(Collected data entries)

____________________

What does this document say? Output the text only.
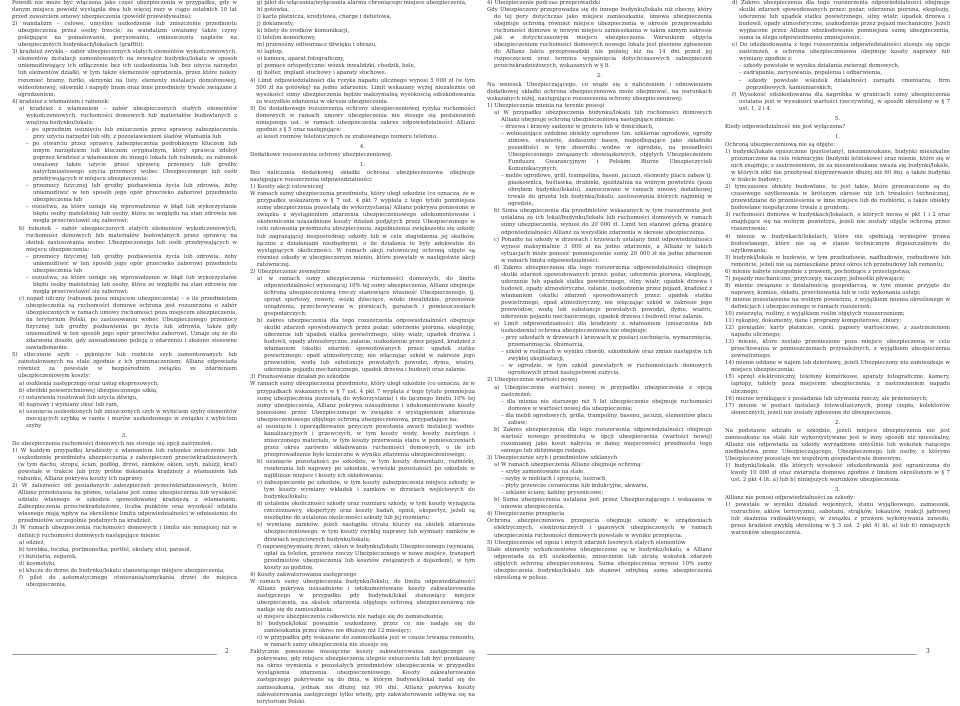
Powodi nie może być włączona jako część ubezpieczenia w przypadku, gdy w danym miejscu powódź wystąpiła dwa lub więcej razy w ciągu ostatnich 10 lat przed zawarciem umowy ubezpieczenia (powódź przewidywalna);

2) wandalizm – celowe, umyślne uszkodzenie lub zniszczenie przedmiotu ubezpieczenia przez osoby trzecie; za wandalizm uważamy także czyny polegające na pomalowaniu, porysowaniu, umieszczeniu napisów na ubezpieczonych budynkach/lokalach (graffiti);

3) kradzież zwykła – zabór ubezpieczonych stałych elementów wykończeniowych, elementów instalacji zamontowanych na zewnątrz budynku/lokalu w sposób uniemożliwiający ich odłączenie bez ich uszkodzenia lub bez użycia narzędzi lub elementów działki, w tym także elementów ogrodzenia, przez które należy rozumieć bramy, furtki, skrzynki na listy, elementy instalacji domofonowej, wideofonowej, siłowniki i napędy bram oraz inne przedmioty trwale związane z ogrodzeniem;

4) kradzież z włamaniem i rabunek:

a) kradzież z włamaniem – zabór ubezpieczonych stałych elementów wykończeniowych, ruchomości domowych lub materiałów budowlanych z wnętrza budynku/lokalu:

– po uprzednim usunięciu lub zniszczeniu przez sprawcę zabezpieczenia przy użyciu narzędzi lub siły, z pozostawieniem śladów włamania lub

– po otwarciu przez sprawcę zabezpieczenia podrobionym kluczem lub innym narzędziem lub kluczem oryginalnym, który sprawca zdobył poprzez kradzież z włamaniem do innego lokalu lub rabunek; za rabunek uważamy także użycie przez sprawcę przemocy lub groźby natychmiastowego użycia przemocy wobec Ubezpieczonego lub osób przebywających w miejscu ubezpieczenia:

– przemocy fizycznej lub groźby pozbawienia życia lub zdrowia, żeby uniemożliwić w ten sposób jego opór przeciwko zaborowi przedmiotu ubezpieczenia lub

– oszustwa, za które uznaje się wprowadzenie w błąd lub wykorzystanie błędu osoby małoletniej lub osoby, która ze względu na stan zdrowia nie mogła przeciwstawić się zaborowi;

b) rabunek – zabór ubezpieczonych stałych elementów wykończeniowych, ruchomości domowych lub materiałów budowlanych przez sprawcę na skutek zastosowania wobec Ubezpieczonego lub osób przebywających w miejscu ubezpieczenia:

– przemocy fizycznej lub groźby pozbawienia życia lub zdrowia, żeby uniemożliwić w ten sposób jego opór przeciwko zaborowi przedmiotu ubezpieczenia lub

– oszustwa, za które uznaje się wprowadzenie w błąd lub wykorzystanie błędu osoby małoletniej lub osoby, która ze względu na stan zdrowia nie mogła przeciwstawić się zaborowi;

c) napad uliczny (rabunek poza miejscem ubezpieczenia) – o ile przedmiotem ubezpieczenia są ruchomości domowe ochrona jest rozszerzona o zabór ubezpieczonych w ramach umowy ruchomości poza miejscem ubezpieczenia, na terytorium Polski, po zastosowaniu wobec Ubezpieczonego przemocy fizycznej lub groźby pozbawienia go życia lub zdrowia, także gdy uniemożliwił w ten sposób jego opór przeciwko zaborowi. Uznaje się że do zdarzenia doszło, gdy zawiadomiono policję o zdarzeniu i złożono stosowne zawiadomienie.

5) stłuczenie szyb – pęknięcie lub rozbicie szyb zamontowanych lub zainstalowanych na stałe zgodnie z ich przeznaczeniem; Allianz odpowiada również za powstałe w bezpośrednim związku ze zdarzeniem ubezpieczeniowym koszty:

a) oszklenia zastępczego oraz usług ekspresowych,

b) obróbki powierzchniowej ubezpieczonego szkła,

c) ustawienia rusztowań lub użycia dźwigu,

d) naprawy i wymiany okuć lub ram,

e) usunięcia uszkodzonych lub zniszczonych szyb w wybiciem szyby elementów mocujących szybkę w ramie i murów uszkodzonego w związku z wybiciem szyby.

3.

Do ubezpieczenia ruchomości domowych nie stosuje się opcji zastrzeżeń.

1) W każdym przypadku kradzieży z włamaniem lub rabunku zniszczenie lub uszkodzenie przedmiotu ubezpieczenia z zabezpieczeń przeciwkradzieżowych (w tym dachu, stropu, ścian, podłóg, drzwi, zamków, okien, szyb, żaluzji, krat) powstałe w trakcie lub przy próbie dokonania kradzieży z włamaniem lub rabunku, Allianz pokrywa koszty ich naprawy.

2) W zależności od posiadanych zabezpieczeń przeciwkradzieżowych, które Allianz przedstawia na piśmie, ustalana jest suma ubezpieczenia lub wysokość udziału własnego w szkodzie spowodowanej kradzieżą z włamaniem. Zabezpieczenia przeciwkradzieżowe, liczba punktów oraz wysokość udziału własnego mają wpływ na określenie limitu odpowiedzialności w odniesieniu do przedmiotów szczególnie podatnych na kradzież.

3) W ramach ubezpieczenia ruchomości domowych i limitu nie mniejszej niż w definicji ruchomości domowych następujące mienie:

a) odzież,

b) torebka, teczka, portmonetka, portfel, okulary, etui, parasol,

c) biżuteria, zegarek,

d) kosmetyki,

e) klucze do drzwi do budynku/lokalu stanowiącego miejsce ubezpieczenia,

f) pilot do automatycznego otwierania/zamykania drzwi do miejsca ubezpieczenia,

g) pilot do włączania/wyłączania alarmu chroniącego miejsce ubezpieczenia,

h) gotówka,

i) karta płatnicza, kredytowa, charge i debetowa,

j) dokumenty,

k) bilety do środków komunikacji,

l) telefon komórkowy,

m) przenośny odtwarzacz dźwięku i obrazu,

n) laptop,

o) kamera, aparat fotograficzny,

p) pomoce ortopedyczne: wózek inwalidzki, chodzik, kule,

q) holter, implant słuchowy i aparaty słuchowe.

4) Limit odpowiedzialności dla ryzyka napadu ulicznego wynosi 5 000 zł (w tym 500 zł na gotówkę) na jedno zdarzenie. Limit wskazany wyżej niezależnie od wysokości sumy ubezpieczenia będzie maksymalną wysokością odszkodowania za wszystkie zdarzenia w okresie ubezpieczenia.

5) Do dodatkowego rozszerzenia ochrony ubezpieczeniowej ryzyka ruchomości domowych w ramach umowy ubezpieczenia nie stosuje się postanowień niniejszego ust. w ramach ubezpieczenia zakres odpowiedzialności Allianz zgodnie z § 5 oraz następujące:

a) koszt rozmów telefonicznych ze zrabowanego numeru telefonu.

4.

Dodatkowe rozszerzenia ochrony ubezpieczeniowej.

1.

Bez naliczania dodatkowej składki ochrona ubezpieczeniowa obejmuje następujące rozszerzenia odpowiedzialności:

1) Koszty akcji ratowniczej

W ramach sumy ubezpieczenia przedmiotu, który uległ szkodzie (co oznacza, że w przypadku wskazanym w § 7 ust. 4 pkt 7 wypłata z tego tytułu pomniejsza sumę ubezpieczenia pozostałą do wykorzystania) Allianz pokrywa poniesione w związku z wystąpieniem zdarzenia ubezpieczeniowego udokumentowane i ekonomicznie uzasadnione koszty działań podjętych przez Ubezpieczonego w celu ratowania przedmiotu ubezpieczenia, zapobieżenia zwiększeniu się szkody lub zagrażającej bezpośredniej szkody lub w celu złagodzenia jej skutków, łącznie z działaniami niezbędnymi, o ile działania te były adekwatne do wystąpiących okoliczności. W ramach akcji ratowniczej ochroną objęte są również szkody w ubezpieczonym mieniu, które powstały w następstwie akcji ratowniczej.

2) Ubezpieczenie zewnętrzne

a) w ramach sumy ubezpieczenia ruchomości domowych, do limitu odpowiedzialności wynoszącej 10% tej sumy ubezpieczenia, Allianz obejmuje ochroną ubezpieczeniową rzeczy stanowiące własność Ubezpieczonego, tj. sprzęt sportowy, rowery, wózki dziecięce, wózki inwalidzkie, przenośnie urządzenia, przechowywane w piwnicach, garażach i pomieszczeniach gospodarczych;

b) zakres ubezpieczenia dla tego rozszerzenia odpowiedzialności obejmuje skutki zdarzeń spowodowanych przez pożar, uderzenie pioruna, eksplozję, uderzenie lub upadek statku powietrznego, silny wiatr, upadek drzewa i budowli, opady atmosferyczne, zalanie, uszkodzenie przez pojazd, kradzież z włamaniem (skutki zdarzeń spowodowanych przez: upadek statku powietrznego, opad atmosferyczny, nie włączając szkód w zakresie jego przewodów, wodę lub substancje powstałych powodzi, dymu, wiatru, uderzenie pojazdu mechanicznego, upadek drzewa i budowli oraz zalanie.

3) Finansowanie działań po szkodzie

W ramach sumy ubezpieczenia przedmiotu, który uległ szkodzie (co oznacza, że w przypadkach wskazanych w § 7 ust. 4 pkt 7 wypłata z tego tytułu pomniejsza sumę ubezpieczenia pozostałą do wykorzystania) i do łącznego limitu 10% tej sumy ubezpieczenia, Allianz pokrywa uzasadnione i udokumentowane koszty poniesione przez Ubezpieczonego w związku z wystąpieniem zdarzenia ubezpieczeniowego objętego ochroną ubezpieczeniową, przypadające na:

a) usunięcie i uporządkowanie przyczyn powstania awarii instalacji wodno-kanalizacyjnych i grzewczych, w tym koszty wody, koszty zużytego i zniszczonego materiału, w tym koszty przerwania stanu w pomieszczeniach przez okres zarówno składowania ruchomości domowych, o ile ich przeprowadzenie było konieczne w wyniku zdarzenia ubezpieczeniowego;

b) usunięcie pozostałości po szkodzie, w tym koszty demontażu, rozbiórki, rozebrania lub naprawy po szkodzie, wywózki pozostałości po szkodzie w najbliższe miejsce i koszty ich składowania;

c) zabezpieczenie po szkodzie, w tym koszty zabezpieczenia miejsca szkody, w tym koszty wymiany wkładek i zamków w drzwiach wejściowych do budynku/lokalu;

d) ustalenie okoliczności szkody oraz rozmiaru szkody, w tym koszty wynajęcia rzeczoznawcy, ekspertyzy oraz koszty badań, opinii, ekspertyz, jeżeli są niezbędne do ustalenia okoliczności szkody lub jej rozmiaru;

e) wymianę zamków, jeżeli nastąpiła utrata kluczy na skutek zdarzenia ubezpieczeniowego, w tym koszty zwykłej naprawy lub wymiany zamków w drzwiach wejściowych budynku/lokalu;

f) naprawę/wymianę drzwi, okien w budynku/lokalu Ubezpieczonego (wymiana, opłat za telefon, przewóz rzeczy Ubezpieczonego w nowe miejsce, transport przedmiotów ubezpieczenia lub kosztów związanych z dojazdem), w tym koszty za godzinę.

4) Koszty zakwaterowania zastępczego

W ramach sumy ubezpieczenia budynku/lokalu, do limitu odpowiedzialności Allianz pokrywa uzasadnione i udokumentowane koszty zakwaterowania zastępczego w przypadku gdy budynek/lokal stanowiący miejsce ubezpieczenia, na skutek zdarzenia objętego ochroną ubezpieczeniową nie nadaje się do zamieszkania:

a) miejsce ubezpieczenia całkowicie nie nadaje się do zamieszkania;

b) budynek/lokal poważnie uszkodzony, przez co nie nadaje się do zamieszkania przez okres nie dłuższy niż 12 miesięcy;

c) w przypadku gdy wskazane do zamieszkania jest w czasie trwania remontu, w ramach sumy ubezpieczenia nie stosuje się

Faktycznie ponoszone miesięczne koszty zakwaterowania zastępczego są pokrywane, gdy miejsce ubezpieczenia ulegnie zniszczeniu lub być przekazany na okres wymienia z pozostałych przedmiotów ubezpieczenia w przypadku wystąpienia zdarzenia ubezpieczeniowego. Koszty zakwaterowania zastępczego pokrywane są do dnia, w którym budynek/lokal nadał się do zamieszkania, jednak nie dłużej niż 90 dni. Allianz pokrywa koszty zakwaterowania zastępczego tylko wtedy, gdy zakwaterowanie odbywa się na terytorium Polski.

4) Ubezpieczenie podczas przeprowadzki

Gdy Ubezpieczony przeprowadza się do innego budynku/lokalu niż obecny, który do tej pory dotychczas jako miejsce zamieszkania, umowa ubezpieczenia obejmuje ochroną również miejsce ubezpieczenia w okresie przeprowadzki ruchomości domowe w nowym miejscu zamieszkania w takim samym zakresie jak w dotychczasowym miejscu ubezpieczenia. Warunkiem objęcia ubezpieczeniem ruchomości domowych nowego lokalu jest pisemne zgłoszenie do Allianz faktu przeprowadzki nie później niż na 14 dni przed jej rozpoczęciem oraz terminu wygaśnięcia dotychczasowych zabezpieczeń przeciwkradzieżowych, wskazanych w § 8.

2.

Na wniosek Ubezpieczającego, co wiąże się z naliczeniem i odnowieniem dodatkowej składki ochrona ubezpieczeniowa może obejmować, na warunkach wskazanych niżej, następujące rozszerzenia ochrony ubezpieczeniowej:

1) Ubezpieczenie mienia na terenie posesji

a) W przypadku ubezpieczenia budynku/lokalu lub ruchomości domowych Allianz obejmuje ochroną ubezpieczeniową następujące mienie:

– drzewa i krzewy sadzone w gruncie lub w doniczkach,

– wolnostojące ozdobne obiekty ogrodowe tzn. szklarnie ogrodowe, ogrody zimowe, oranżerie, zadaszony basen, niepodlegające jako składniki posiadłości w tym zbiorniki wodne w ogrodzie, na posiadłości Ubezpieczonego związanych obowiązkowych, objętych Ubezpieczeniem Funduszu Gwarancyjnym i Polskim Biurze Ubezpieczycieli Komunikacyjnych,

– meble ogrodowe, grill, trampolina, basen, jacuzzi, elementy placu zabaw tj. piaskownica, huśtawka, drabinki, zjeżdżalnia na wolnym powietrzu (poza obrębem budynku/lokalu), zamocowane w ramach umowy dodatkowej trwale do gruntu lub budynku/lokalu, zastosowania których najmniej w ogrodzie,

b) Suma ubezpieczenia dla przedmiotów wskazanych w tym rozszerzeniu jest ustalana za ich lokal/budynku/lokalu lub ruchomości domowych w ramach sumy ubezpieczenia, wynosi do 20 000 zł. Limit ten stanowi górną granicę odpowiedzialności Allianz za wszystkie zdarzenia w okresie ubezpieczenia.

c) Ponadto na szkody w drzewach i krzewach ustalany limit odpowiedzialności wynosi maksymalnie 3 000 zł na jedno zdarzenie, a Allianz w takich sytuacjach może ponosić pomniejszenie sumy 20 000 zł na jedno zdarzenie w ramach limitu odpowiedzialności.

d) Zakres ubezpieczenia dla tego rozszerzenia odpowiedzialności obejmuje skutki zdarzeń spowodowanych przez: pożar, uderzenie pioruna, eksplozję, uderzenie lub upadek statku powietrznego, silny wiatr, upadek drzewa i budowli, opady atmosferyczne, zalanie, uszkodzenie przez pojazd, kradzież z włamaniem (skutki zdarzeń spowodowanych przez: upadek statku powietrznego, opad atmosferyczny, nie włączając szkód w zakresie jego przewodów, wodę lub substancje powstałych powodzi, dymu, wiatru, uderzenie pojazdu mechanicznego, upadek drzewa i budowli oraz zalanie.

e) Limit odpowiedzialności dla kradzieży z włamaniem (zniszczenia lub uszkodzenia) ochrona ubezpieczeniowa nie obejmuje:

– przy szkodach w drzewach i krzewach w postaci uschnięcia, wymarznięcia, przemarznięcia, obumarcia,

– szkód w roślinach w wyniku chorób, szkodników oraz zmian następstw ich zwykłej eksploatacji,

– w ogrodzie, w tym szkód powstałych w ruchomościach domowych ogrodowych przed następstwem zużycia.

2) Ubezpieczenie wartości nowej

a) Ubezpieczenie wartości nowej w przypadku ubezpieczenia z opcją zastrzeżeń:

– dla mienia nie starszego niż 5 lat ubezpieczenie obejmuje ruchomości domowe w wartości nowej dla ubezpieczenia;

– dla mebli ogrodowych, grilla, trampoliny, basenu, jacuzzi, elementów placu zabaw;

b) Zakres ubezpieczenia dla tego rozszerzenia odpowiedzialności obejmuje wartość nowego przedmiotu w opcji ubezpieczenia (wartości nowej) rozumianej jako koszt nabycia w danej miejscowości przedmiotu tego samego lub zbliżonego rodzaju.

3) Ubezpieczenie szyb i przedmiotów szklanych

a) W ramach ubezpieczenia Allianz obejmuje ochroną:

– szyby zamontowane na stałe,

– szyby w meblach i sprzęcie, lustrach,

– płyty grzewcze ceramiczne lub indukcyjne, akwaria,

– szklane ściany, kabiny prysznicowe;

b) Suma ubezpieczenia ustalana jest przez Ubezpieczającego i wskazana w umowie ubezpieczenia.

4) Ubezpieczenie przepięcia

Ochrona ubezpieczeniowa przepięcia obejmuje szkody w urządzeniach elektrycznych, elektronicznych i gazowych ubezpieczonych w ramach ubezpieczenia ruchomości domowych powstałe w wyniku przepięcia.

5) Ubezpieczenie od ognia i innych zdarzeń losowych stałych elementów

Stałe elementy wykończeniowe ubezpieczone są w budynku/lokalu, a Allianz odpowiada za ich uszkodzenie, zniszczenie lub utratę wskutek zdarzeń objętych ochroną ubezpieczeniową. Suma ubezpieczenia wynosi 10% sumy ubezpieczenia budynku/lokalu lub stanowi odrębną sumę ubezpieczenia określoną w polisie.

d) Zakres ubezpieczenia dla tego rozszerzenia odpowiedzialności obejmuje skutki zdarzeń spowodowanych przez: pożar, uderzenie pioruna, eksplozję, uderzenie lub upadek statku powietrznego, silny wiatr, upadek drzewa i budowli, opady atmosferyczne, uszkodzenie przez pojazd mechaniczny. Jeżeli wypłacone przez Allianz odszkodowanie pomniejsza sumę ubezpieczenia, suma ta ulega odpowiedniemu zmniejszeniu.

e) Do odszkodowania z tego rozszerzenia odpowiedzialności stosuje się opcje zastrzeżeń, a ochrona ubezpieczeniowa obejmuje koszty naprawy lub wymiany zgodnie z:

– szkody powstałe w wyniku działania zwierząt domowych,

– zadrapania, zarysowania, popalenia i odbarwienia,

– szkody powstałe wskutek działalności zarządu cmentarza, firm pogrzebowych, kamieniarskich;

f) Wysokość odszkodowania dla nagrobka w granicach sumy ubezpieczenia ustalana jest w wysokości wartości rzeczywistej, w sposób określony w § 7 ust. 1, 2 i 4.

5.

Kiedy odpowiedzialność nie jest wyłączona?

1.

Ochroną ubezpieczeniową nie są objęte:

1) budynki/lokale opuszczone (pustostany), niezamieszkane, budynki mieszkalne przeznaczone na cele rekreacyjne (budynki letniskowe) oraz mienie, które się w nich znajduje, z zastrzeżeniem, że za niezamieszkane uważa się budynki/lokale, w których nikt nie przebywał nieprzerwanie dłużej niż 60 dni, a także budynki w trakcie budowy;

2) tymczasowe obiekty budowlane, to jest takie, które przeznaczone są do czasowego użytkowania w krótszym okresie niż ich trwałości technicznej, przewidziane do przeniesienia w inne miejsce lub do rozbiórki, a także obiekty budowlane niepołączone trwale z gruntem;

3) ruchomości domowe w budynkach/lokalach, o których mowa w pkt 1 i 2 oraz znajdujące się na wolnym powietrzu, jeżeli nie zostały objęte ochroną przez rozszerzenie;

4) mienie w budynkach/lokalach, które nie spełniają wymogów prawa budowlanego, które nie są w stanie technicznym dopuszczalnym do użytkowania;

5) budynki/lokale w budowie, w tym przebudowie, nadbudowie, rozbudowie lub remoncie, jeżeli nie są zamieszkane przez okres ich przebudowy lub remontu;

6) mienie nabyte niezgodnie z prawem, pochodzące z przestępstwa;

7) pojazdy mechaniczne, przyczepy, naczepy, jednostki pływające;

8) mienie związane z działalnością gospodarczą, w tym mienie przyjęte do naprawy, komisu, składu, przechowania lub w celu wykonania usługi;

9) mienie pozostawione na wolnym powietrzu, z wyjątkiem mienia określonego w definicjach i ubezpieczonego w ramach rozszerzeń;

10) zwierzęta, rośliny, z wyjątkiem roślin objętych rozszerzeniem;

11) rękopisy, dokumenty, dane i programy komputerowe, zbiory;

12) pieniądze, karty płatnicze, czeki, papiery wartościowe, z zastrzeżeniem napadu ulicznego;

13) mienie, które zostało przeniesione poza miejsce ubezpieczenia w celu przechowania w pomieszczeniach przynależnych, z wyjątkiem ubezpieczenia zewnętrznego;

14) mienie oddane w najem lub dzierżawę, jeżeli Ubezpieczony nie zamieszkuje w miejscu ubezpieczenia;

15) sprzęt elektroniczny, telefony komórkowe, aparaty fotograficzne, kamery, laptopy, tablety poza miejscem ubezpieczenia, z zastrzeżeniem napadu ulicznego;

16) mienie wynikające z posiadania lub używania rzeczy, ale przenośnych;

17) mienie w postaci instalacji fotowoltaicznych, pomp ciepła, kolektorów słonecznych, jeżeli nie zostały zgłoszone do ubezpieczenia.

2.

Na podstawie udziału w szkodzie, jeżeli miejsce ubezpieczenia nie jest zamieszkane na stałe lub wykorzystywane jest w inny sposób niż mieszkalny, Allianz nie odpowiada za szkody wyrządzone umyślnie lub wskutek rażącego niedbalstwa przez Ubezpieczającego, Ubezpieczonego lub osoby, z którymi Ubezpieczony pozostaje we wspólnym gospodarstwie domowym.

1) budynki/lokale, dla których wysokość odszkodowania jest ograniczona do kwoty 10 000 zł oraz zwierzęta domowe zgodnie z limitem określonym w § 7 ust. 2 pkt 4 lit. a) lub b) niniejszych warunków ubezpieczenia.

3.

Allianz nie ponosi odpowiedzialności za szkody:

1) powstałe w wyniku działań wojennych, stanu wyjątkowego, zamieszek, rozruchów, aktów terroryzmu, sabotażu, strajków, lokautów, reakcji jądrowej lub skażenia radioaktywnego, w związku z prawem wykonywania zawodu, przez kradzież zwykłą określoną w § 3 ust. 2 pkt 4) lit. a) lub b) niniejszych warunków ubezpieczenia.

2	3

____________________

Work out how many lines in the entries hold the string "opcji". Your answer should consist solely of that number.

2